======== SUPPLIED DATA
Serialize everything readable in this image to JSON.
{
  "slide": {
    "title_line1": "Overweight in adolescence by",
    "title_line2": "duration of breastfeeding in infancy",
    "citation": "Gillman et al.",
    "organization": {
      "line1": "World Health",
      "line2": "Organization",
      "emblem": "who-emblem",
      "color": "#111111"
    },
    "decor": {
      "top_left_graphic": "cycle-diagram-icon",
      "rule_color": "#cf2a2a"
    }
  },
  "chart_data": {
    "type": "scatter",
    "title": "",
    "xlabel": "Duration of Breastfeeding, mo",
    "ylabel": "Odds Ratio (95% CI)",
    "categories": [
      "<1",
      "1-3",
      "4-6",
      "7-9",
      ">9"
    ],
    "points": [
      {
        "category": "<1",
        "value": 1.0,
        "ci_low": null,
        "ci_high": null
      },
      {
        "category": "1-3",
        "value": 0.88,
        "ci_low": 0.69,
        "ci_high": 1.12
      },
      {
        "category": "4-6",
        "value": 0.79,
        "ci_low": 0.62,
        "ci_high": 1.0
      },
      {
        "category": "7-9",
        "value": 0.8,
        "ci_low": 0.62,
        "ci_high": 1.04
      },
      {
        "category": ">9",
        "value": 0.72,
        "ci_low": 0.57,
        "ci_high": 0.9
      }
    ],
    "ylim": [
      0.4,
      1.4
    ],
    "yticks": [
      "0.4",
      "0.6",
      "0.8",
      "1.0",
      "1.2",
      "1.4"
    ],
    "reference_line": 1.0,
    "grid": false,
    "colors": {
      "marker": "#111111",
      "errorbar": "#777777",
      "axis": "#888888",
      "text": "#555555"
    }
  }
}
================
TASK BRIEF.
Copy all the lines, exactly.

ANSWER TO THE TASK.
Serialize everything readable in this image to JSON.
{
  "slide": {
    "title_line1": "Overweight in adolescence by",
    "title_line2": "duration of breastfeeding in infancy",
    "citation": "Gillman et al.",
    "organization": {
      "line1": "World Health",
      "line2": "Organization",
      "emblem": "who-emblem",
      "color": "#111111"
    },
    "decor": {
      "top_left_graphic": "cycle-diagram-icon",
      "rule_color": "#cf2a2a"
    }
  },
  "chart_data": {
    "type": "scatter",
    "title": "",
    "xlabel": "Duration of Breastfeeding, mo",
    "ylabel": "Odds Ratio (95% CI)",
    "categories": [
      "<1",
      "1-3",
      "4-6",
      "7-9",
      ">9"
    ],
    "points": [
      {
        "category": "<1",
        "value": 1.0,
        "ci_low": null,
        "ci_high": null
      },
      {
        "category": "1-3",
        "value": 0.88,
        "ci_low": 0.69,
        "ci_high": 1.12
      },
      {
        "category": "4-6",
        "value": 0.79,
        "ci_low": 0.62,
        "ci_high": 1.0
      },
      {
        "category": "7-9",
        "value": 0.8,
        "ci_low": 0.62,
        "ci_high": 1.04
      },
      {
        "category": ">9",
        "value": 0.72,
        "ci_low": 0.57,
        "ci_high": 0.9
      }
    ],
    "ylim": [
      0.4,
      1.4
    ],
    "yticks": [
      "0.4",
      "0.6",
      "0.8",
      "1.0",
      "1.2",
      "1.4"
    ],
    "reference_line": 1.0,
    "grid": false,
    "colors": {
      "marker": "#111111",
      "errorbar": "#777777",
      "axis": "#888888",
      "text": "#555555"
    }
  }
}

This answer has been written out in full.